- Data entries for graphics

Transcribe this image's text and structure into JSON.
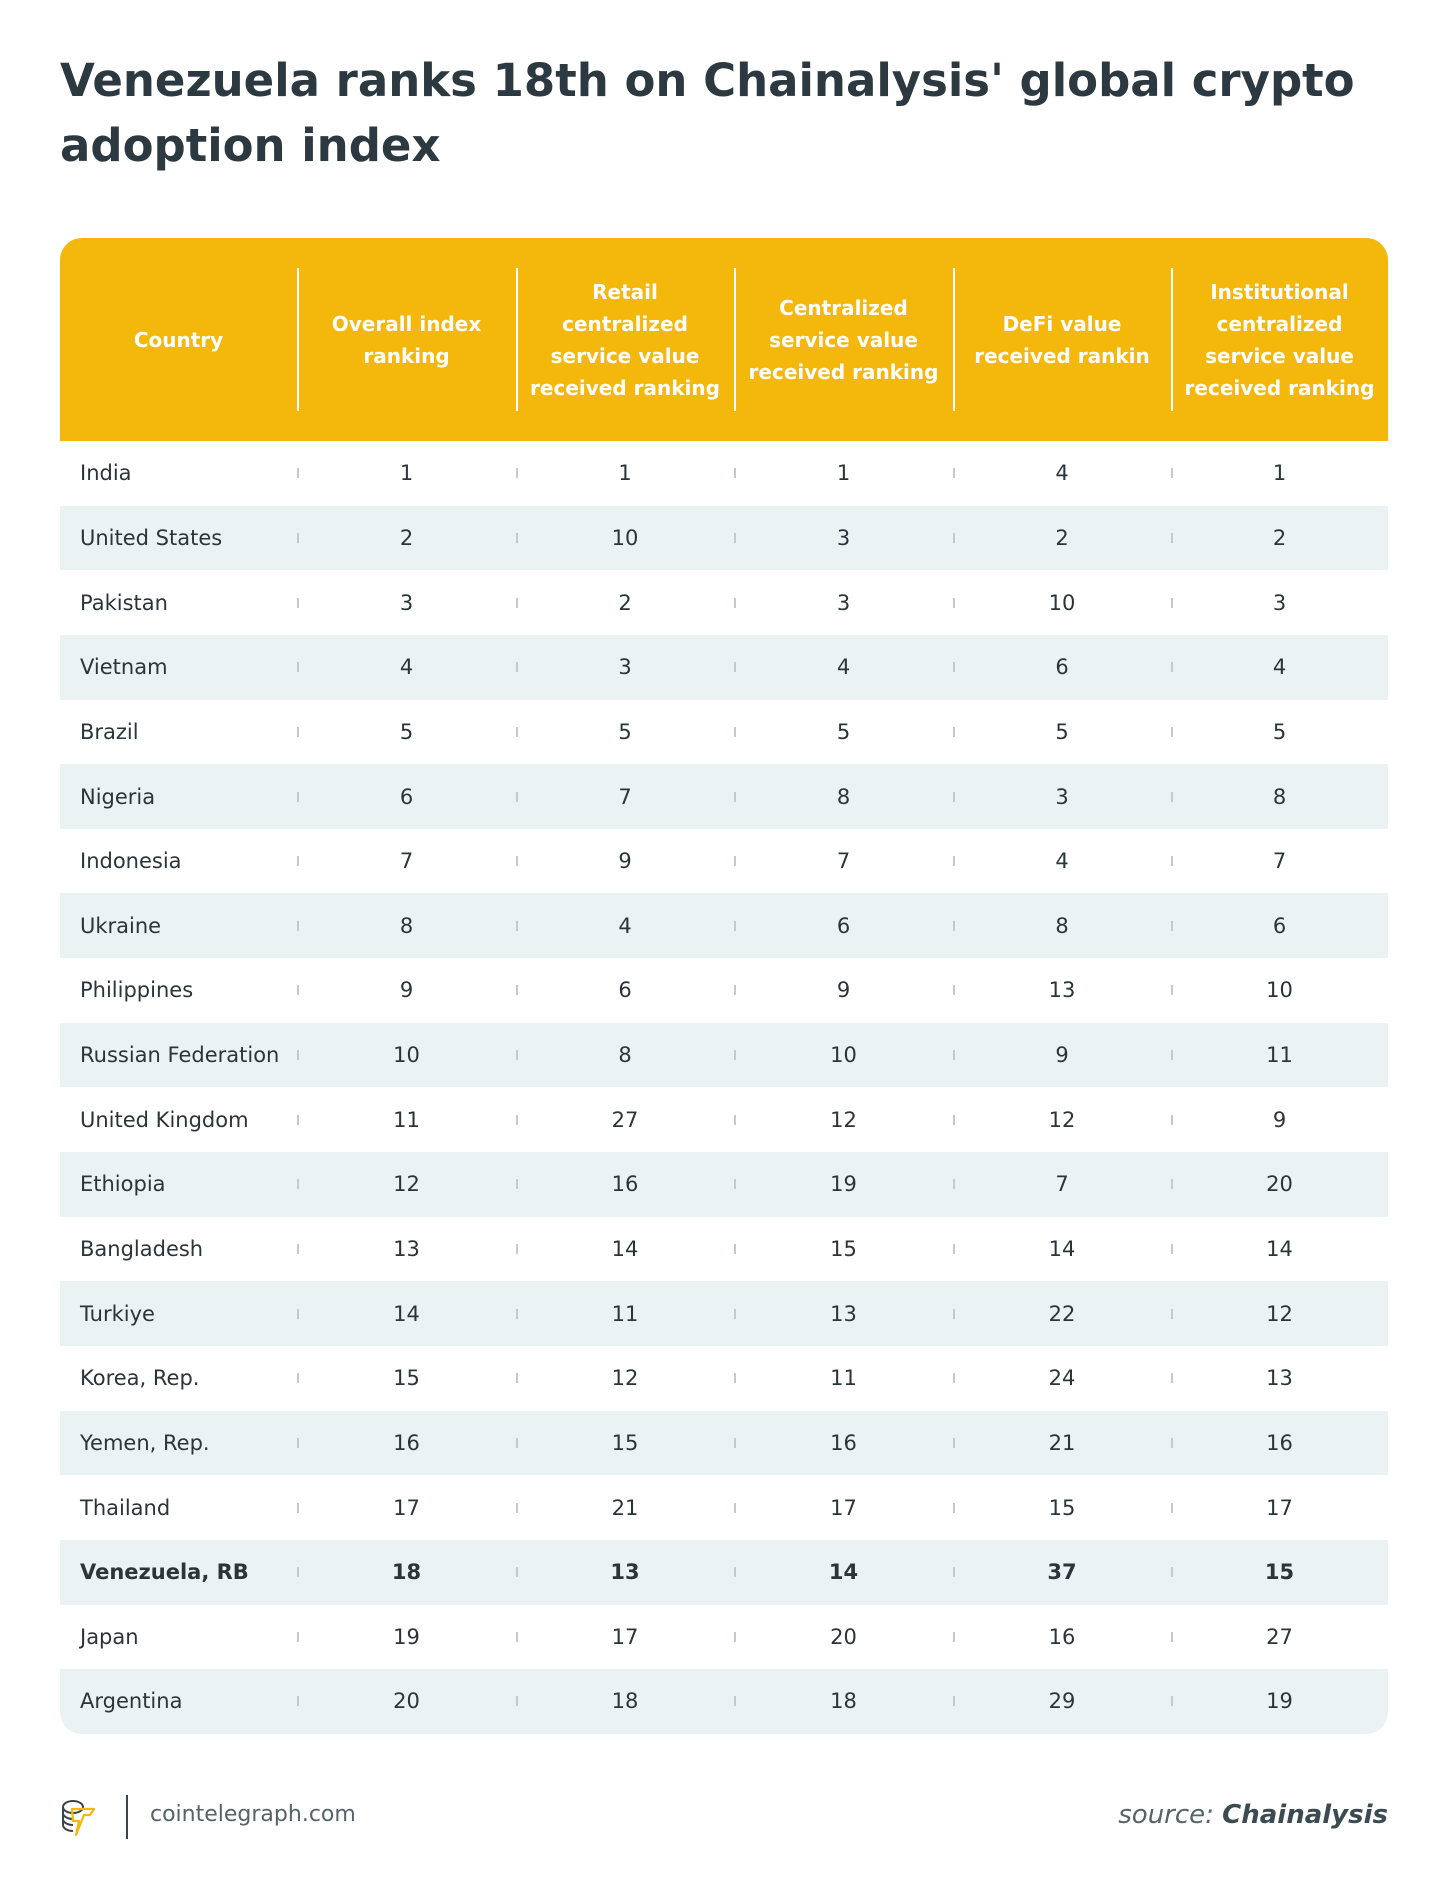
{
  "title": "Venezuela ranks 18th on Chainalysis' global crypto adoption index",
  "columns": [
    "Country",
    "Overall index ranking",
    "Retail centralized service value received ranking",
    "Centralized service value received ranking",
    "DeFi value received rankin",
    "Institutional centralized service value received ranking"
  ],
  "rows": [
    [
      "India",
      "1",
      "1",
      "1",
      "4",
      "1"
    ],
    [
      "United States",
      "2",
      "10",
      "3",
      "2",
      "2"
    ],
    [
      "Pakistan",
      "3",
      "2",
      "3",
      "10",
      "3"
    ],
    [
      "Vietnam",
      "4",
      "3",
      "4",
      "6",
      "4"
    ],
    [
      "Brazil",
      "5",
      "5",
      "5",
      "5",
      "5"
    ],
    [
      "Nigeria",
      "6",
      "7",
      "8",
      "3",
      "8"
    ],
    [
      "Indonesia",
      "7",
      "9",
      "7",
      "4",
      "7"
    ],
    [
      "Ukraine",
      "8",
      "4",
      "6",
      "8",
      "6"
    ],
    [
      "Philippines",
      "9",
      "6",
      "9",
      "13",
      "10"
    ],
    [
      "Russian Federation",
      "10",
      "8",
      "10",
      "9",
      "11"
    ],
    [
      "United Kingdom",
      "11",
      "27",
      "12",
      "12",
      "9"
    ],
    [
      "Ethiopia",
      "12",
      "16",
      "19",
      "7",
      "20"
    ],
    [
      "Bangladesh",
      "13",
      "14",
      "15",
      "14",
      "14"
    ],
    [
      "Turkiye",
      "14",
      "11",
      "13",
      "22",
      "12"
    ],
    [
      "Korea, Rep.",
      "15",
      "12",
      "11",
      "24",
      "13"
    ],
    [
      "Yemen, Rep.",
      "16",
      "15",
      "16",
      "21",
      "16"
    ],
    [
      "Thailand",
      "17",
      "21",
      "17",
      "15",
      "17"
    ],
    [
      "Venezuela, RB",
      "18",
      "13",
      "14",
      "37",
      "15"
    ],
    [
      "Japan",
      "19",
      "17",
      "20",
      "16",
      "27"
    ],
    [
      "Argentina",
      "20",
      "18",
      "18",
      "29",
      "19"
    ]
  ],
  "highlight_row": "Venezuela, RB",
  "footer": {
    "site": "cointelegraph.com",
    "source_label": "source:",
    "source_name": "Chainalysis"
  },
  "colors": {
    "header": "#f4b70c",
    "stripe": "#ebf2f3",
    "text": "#2b3439"
  }
}
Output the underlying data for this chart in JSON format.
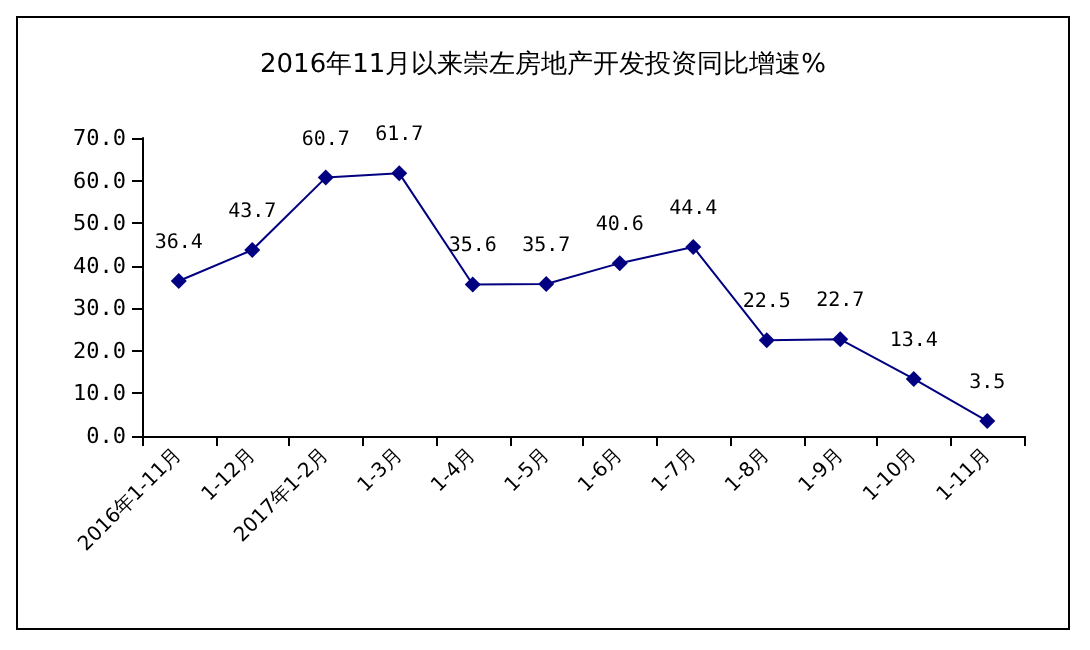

- Instructions for the task
Leave out the pictures and give the rest of the records again exactly.

- Task response
Transcribe this image's text and structure into JSON.
{
  "title": "Venezuela ranks 18th on Chainalysis' global crypto adoption index",
  "columns": [
    "Country",
    "Overall index ranking",
    "Retail centralized service value received ranking",
    "Centralized service value received ranking",
    "DeFi value received rankin",
    "Institutional centralized service value received ranking"
  ],
  "rows": [
    [
      "India",
      "1",
      "1",
      "1",
      "4",
      "1"
    ],
    [
      "United States",
      "2",
      "10",
      "3",
      "2",
      "2"
    ],
    [
      "Pakistan",
      "3",
      "2",
      "3",
      "10",
      "3"
    ],
    [
      "Vietnam",
      "4",
      "3",
      "4",
      "6",
      "4"
    ],
    [
      "Brazil",
      "5",
      "5",
      "5",
      "5",
      "5"
    ],
    [
      "Nigeria",
      "6",
      "7",
      "8",
      "3",
      "8"
    ],
    [
      "Indonesia",
      "7",
      "9",
      "7",
      "4",
      "7"
    ],
    [
      "Ukraine",
      "8",
      "4",
      "6",
      "8",
      "6"
    ],
    [
      "Philippines",
      "9",
      "6",
      "9",
      "13",
      "10"
    ],
    [
      "Russian Federation",
      "10",
      "8",
      "10",
      "9",
      "11"
    ],
    [
      "United Kingdom",
      "11",
      "27",
      "12",
      "12",
      "9"
    ],
    [
      "Ethiopia",
      "12",
      "16",
      "19",
      "7",
      "20"
    ],
    [
      "Bangladesh",
      "13",
      "14",
      "15",
      "14",
      "14"
    ],
    [
      "Turkiye",
      "14",
      "11",
      "13",
      "22",
      "12"
    ],
    [
      "Korea, Rep.",
      "15",
      "12",
      "11",
      "24",
      "13"
    ],
    [
      "Yemen, Rep.",
      "16",
      "15",
      "16",
      "21",
      "16"
    ],
    [
      "Thailand",
      "17",
      "21",
      "17",
      "15",
      "17"
    ],
    [
      "Venezuela, RB",
      "18",
      "13",
      "14",
      "37",
      "15"
    ],
    [
      "Japan",
      "19",
      "17",
      "20",
      "16",
      "27"
    ],
    [
      "Argentina",
      "20",
      "18",
      "18",
      "29",
      "19"
    ]
  ],
  "highlight_row": "Venezuela, RB",
  "footer": {
    "site": "cointelegraph.com",
    "source_label": "source:",
    "source_name": "Chainalysis"
  },
  "colors": {
    "header": "#f4b70c",
    "stripe": "#ebf2f3",
    "text": "#2b3439"
  }
}
Output the underlying data for this chart in JSON format.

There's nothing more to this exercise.